■ **TASK INSTRUCTIONS**
Leave out the pictures and print precisely the lines from the line with "Transcribe the text in this document." to the final line of the entries, both ends included.
[Start of DATASET ROWS]
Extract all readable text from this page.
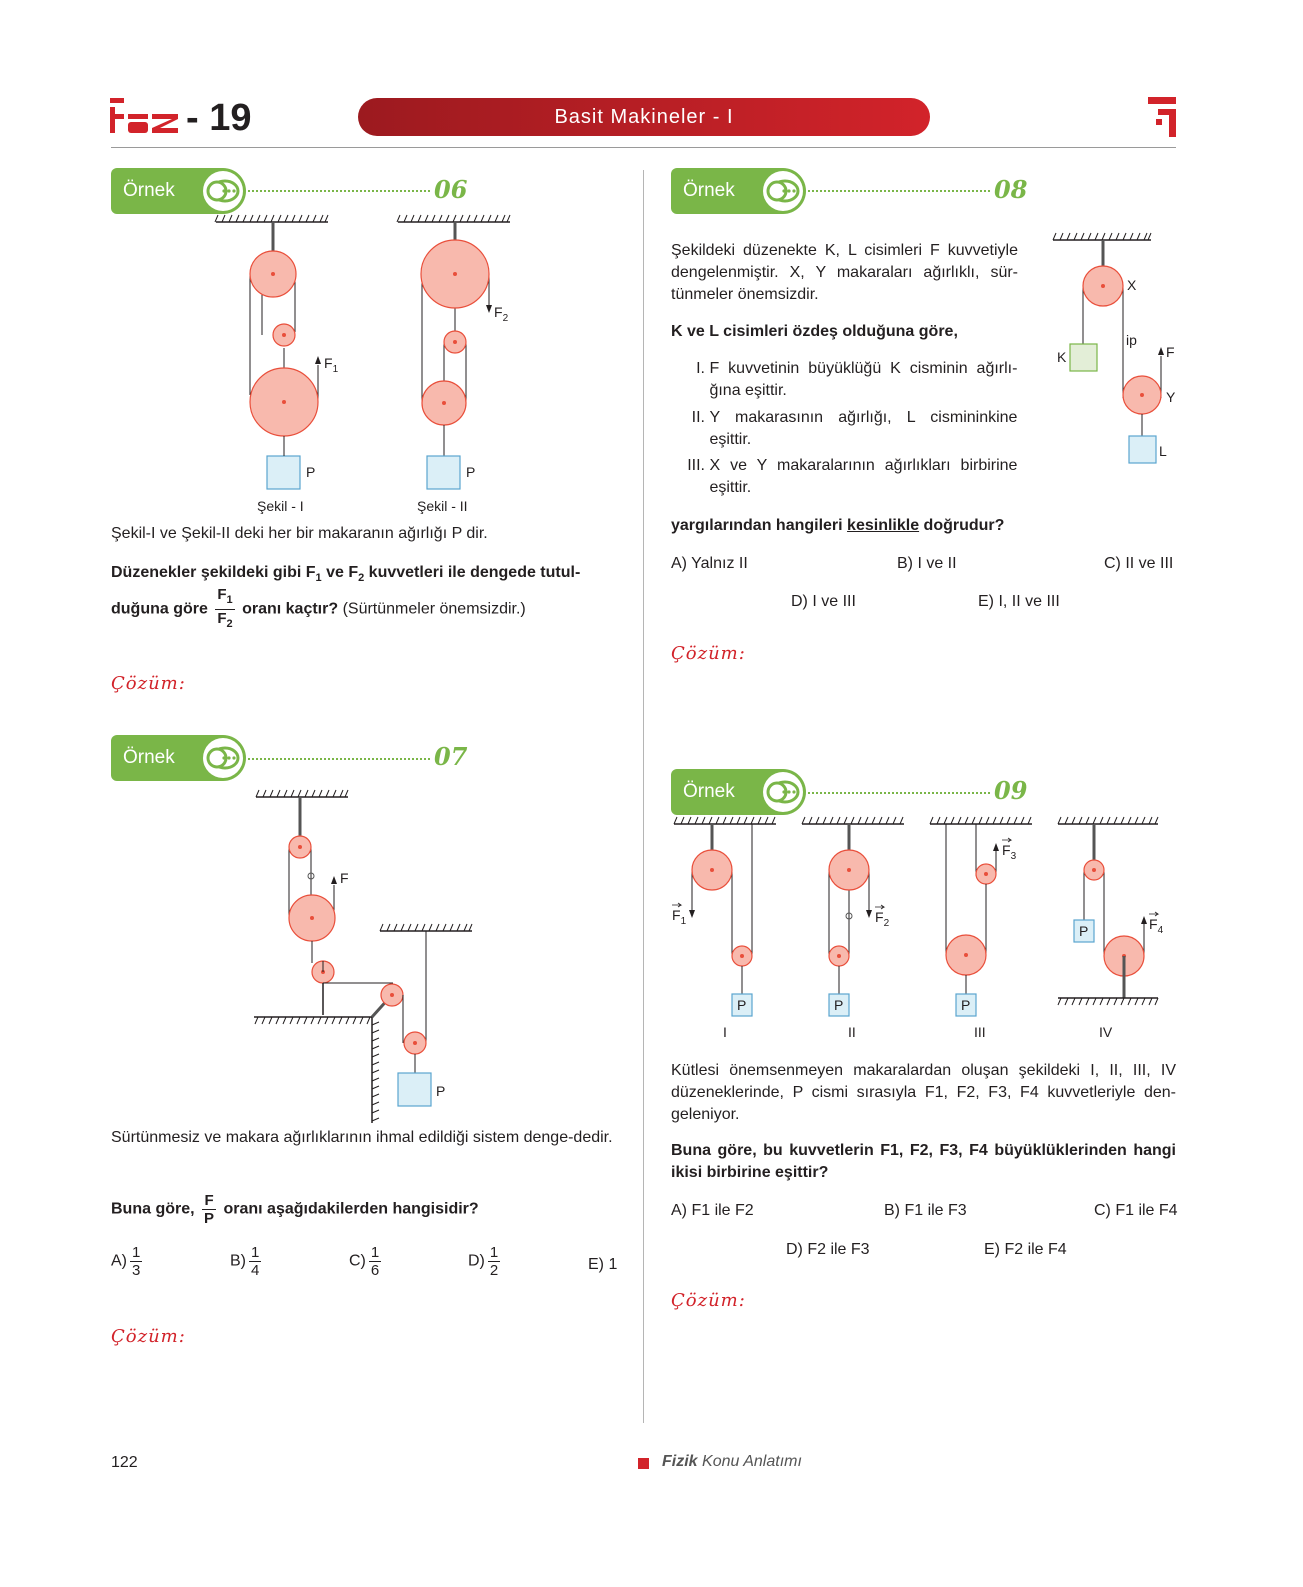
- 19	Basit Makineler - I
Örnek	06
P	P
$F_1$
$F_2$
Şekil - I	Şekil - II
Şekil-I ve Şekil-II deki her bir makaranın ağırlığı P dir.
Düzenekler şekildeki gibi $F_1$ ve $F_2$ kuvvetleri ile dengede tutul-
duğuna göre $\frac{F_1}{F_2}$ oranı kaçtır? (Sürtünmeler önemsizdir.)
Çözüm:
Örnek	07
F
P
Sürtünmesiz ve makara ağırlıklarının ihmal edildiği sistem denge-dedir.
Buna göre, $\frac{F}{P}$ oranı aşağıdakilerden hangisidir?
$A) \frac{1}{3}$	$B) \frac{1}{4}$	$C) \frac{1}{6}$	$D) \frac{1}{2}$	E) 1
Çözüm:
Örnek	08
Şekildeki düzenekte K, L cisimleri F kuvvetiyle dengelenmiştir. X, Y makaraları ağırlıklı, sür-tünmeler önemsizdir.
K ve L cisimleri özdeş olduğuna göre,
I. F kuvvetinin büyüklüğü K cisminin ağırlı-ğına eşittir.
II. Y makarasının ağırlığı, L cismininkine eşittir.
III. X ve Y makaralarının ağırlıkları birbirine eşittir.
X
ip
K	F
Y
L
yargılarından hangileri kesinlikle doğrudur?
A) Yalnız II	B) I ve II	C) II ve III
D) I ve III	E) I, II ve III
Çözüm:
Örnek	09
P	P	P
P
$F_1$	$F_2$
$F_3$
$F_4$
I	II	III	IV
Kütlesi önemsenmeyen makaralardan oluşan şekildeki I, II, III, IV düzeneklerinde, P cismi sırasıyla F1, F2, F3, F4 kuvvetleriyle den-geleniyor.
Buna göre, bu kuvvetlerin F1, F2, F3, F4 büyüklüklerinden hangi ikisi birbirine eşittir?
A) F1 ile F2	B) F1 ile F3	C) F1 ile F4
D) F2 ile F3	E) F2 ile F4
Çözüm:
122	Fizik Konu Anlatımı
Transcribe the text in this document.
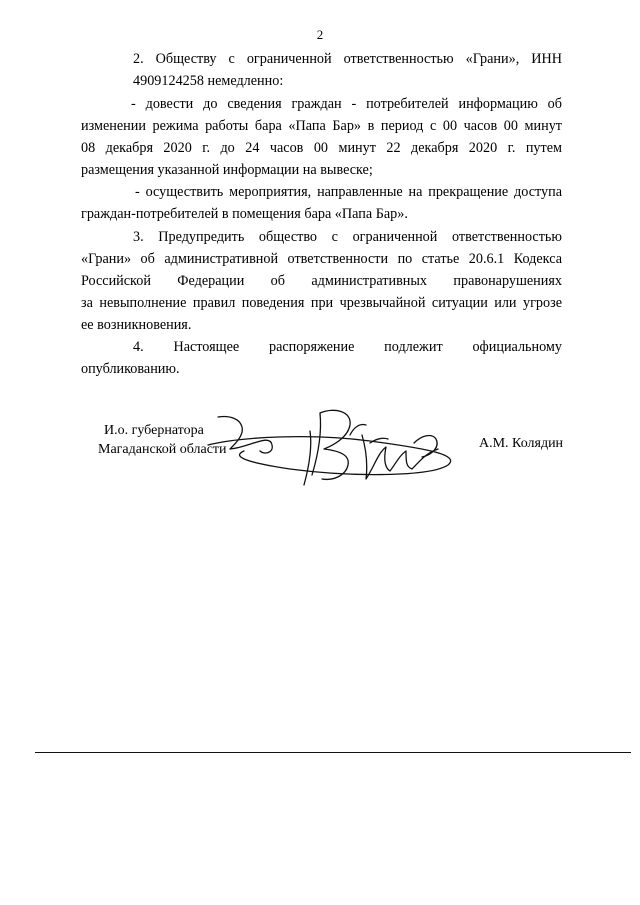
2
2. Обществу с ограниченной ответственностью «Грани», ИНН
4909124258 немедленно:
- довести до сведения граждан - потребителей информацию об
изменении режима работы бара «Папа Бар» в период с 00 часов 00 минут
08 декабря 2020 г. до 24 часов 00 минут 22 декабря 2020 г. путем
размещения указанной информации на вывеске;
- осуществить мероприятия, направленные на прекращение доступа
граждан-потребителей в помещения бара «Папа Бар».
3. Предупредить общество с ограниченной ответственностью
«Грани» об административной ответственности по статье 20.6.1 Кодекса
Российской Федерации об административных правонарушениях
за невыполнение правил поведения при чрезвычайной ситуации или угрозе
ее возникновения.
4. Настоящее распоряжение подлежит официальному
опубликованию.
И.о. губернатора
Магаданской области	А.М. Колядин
[End of DATASET ROWS]
■ **TASK RESPONSE**
Transcribe the text in this document.
2
2. Обществу с ограниченной ответственностью «Грани», ИНН
4909124258 немедленно:
- довести до сведения граждан - потребителей информацию об
изменении режима работы бара «Папа Бар» в период с 00 часов 00 минут
08 декабря 2020 г. до 24 часов 00 минут 22 декабря 2020 г. путем
размещения указанной информации на вывеске;
- осуществить мероприятия, направленные на прекращение доступа
граждан-потребителей в помещения бара «Папа Бар».
3. Предупредить общество с ограниченной ответственностью
«Грани» об административной ответственности по статье 20.6.1 Кодекса
Российской Федерации об административных правонарушениях
за невыполнение правил поведения при чрезвычайной ситуации или угрозе
ее возникновения.
4. Настоящее распоряжение подлежит официальному
опубликованию.
И.о. губернатора
Магаданской области	А.М. Колядин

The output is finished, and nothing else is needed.